Stated problem
What do the lines say from the one containing "Extract all readable text from this page." to the end of the records? Restate them word for word, and only those.

Stored items from a collection
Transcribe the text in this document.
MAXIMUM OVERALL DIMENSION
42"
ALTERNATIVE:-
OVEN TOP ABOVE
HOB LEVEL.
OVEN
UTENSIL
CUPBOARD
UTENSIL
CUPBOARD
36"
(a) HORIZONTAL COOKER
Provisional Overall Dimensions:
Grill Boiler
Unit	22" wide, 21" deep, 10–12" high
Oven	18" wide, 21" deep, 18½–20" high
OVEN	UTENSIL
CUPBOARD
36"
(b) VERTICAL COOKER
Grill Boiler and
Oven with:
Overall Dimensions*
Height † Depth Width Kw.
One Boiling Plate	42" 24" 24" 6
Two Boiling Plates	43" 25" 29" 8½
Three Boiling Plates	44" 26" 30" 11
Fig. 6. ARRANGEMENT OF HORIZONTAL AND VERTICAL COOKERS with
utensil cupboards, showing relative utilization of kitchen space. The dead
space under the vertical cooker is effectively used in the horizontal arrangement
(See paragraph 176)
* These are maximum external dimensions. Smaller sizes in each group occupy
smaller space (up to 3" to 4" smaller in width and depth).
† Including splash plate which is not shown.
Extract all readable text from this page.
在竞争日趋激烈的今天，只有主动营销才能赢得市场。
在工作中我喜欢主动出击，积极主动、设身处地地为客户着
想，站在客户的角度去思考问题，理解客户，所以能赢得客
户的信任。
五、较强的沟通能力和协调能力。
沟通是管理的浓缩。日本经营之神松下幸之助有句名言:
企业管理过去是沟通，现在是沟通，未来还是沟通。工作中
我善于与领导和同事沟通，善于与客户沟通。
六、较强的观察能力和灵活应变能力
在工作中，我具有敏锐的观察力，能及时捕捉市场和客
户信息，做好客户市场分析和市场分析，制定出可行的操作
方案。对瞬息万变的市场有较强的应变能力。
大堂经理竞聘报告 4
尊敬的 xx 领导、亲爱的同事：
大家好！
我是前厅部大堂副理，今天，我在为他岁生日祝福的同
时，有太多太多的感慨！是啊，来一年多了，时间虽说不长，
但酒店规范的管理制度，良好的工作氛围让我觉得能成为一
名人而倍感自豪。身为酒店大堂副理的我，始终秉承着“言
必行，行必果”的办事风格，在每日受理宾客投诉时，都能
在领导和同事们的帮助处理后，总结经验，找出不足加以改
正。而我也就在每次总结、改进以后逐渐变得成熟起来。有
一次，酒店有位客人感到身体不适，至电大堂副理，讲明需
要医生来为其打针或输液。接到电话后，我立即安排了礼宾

Finished answer
Extract all readable text from this page.
在竞争日趋激烈的今天，只有主动营销才能赢得市场。
在工作中我喜欢主动出击，积极主动、设身处地地为客户着
想，站在客户的角度去思考问题，理解客户，所以能赢得客
户的信任。
五、较强的沟通能力和协调能力。
沟通是管理的浓缩。日本经营之神松下幸之助有句名言:
企业管理过去是沟通，现在是沟通，未来还是沟通。工作中
我善于与领导和同事沟通，善于与客户沟通。
六、较强的观察能力和灵活应变能力
在工作中，我具有敏锐的观察力，能及时捕捉市场和客
户信息，做好客户市场分析和市场分析，制定出可行的操作
方案。对瞬息万变的市场有较强的应变能力。
大堂经理竞聘报告 4
尊敬的 xx 领导、亲爱的同事：
大家好！
我是前厅部大堂副理，今天，我在为他岁生日祝福的同
时，有太多太多的感慨！是啊，来一年多了，时间虽说不长，
但酒店规范的管理制度，良好的工作氛围让我觉得能成为一
名人而倍感自豪。身为酒店大堂副理的我，始终秉承着“言
必行，行必果”的办事风格，在每日受理宾客投诉时，都能
在领导和同事们的帮助处理后，总结经验，找出不足加以改
正。而我也就在每次总结、改进以后逐渐变得成熟起来。有
一次，酒店有位客人感到身体不适，至电大堂副理，讲明需
要医生来为其打针或输液。接到电话后，我立即安排了礼宾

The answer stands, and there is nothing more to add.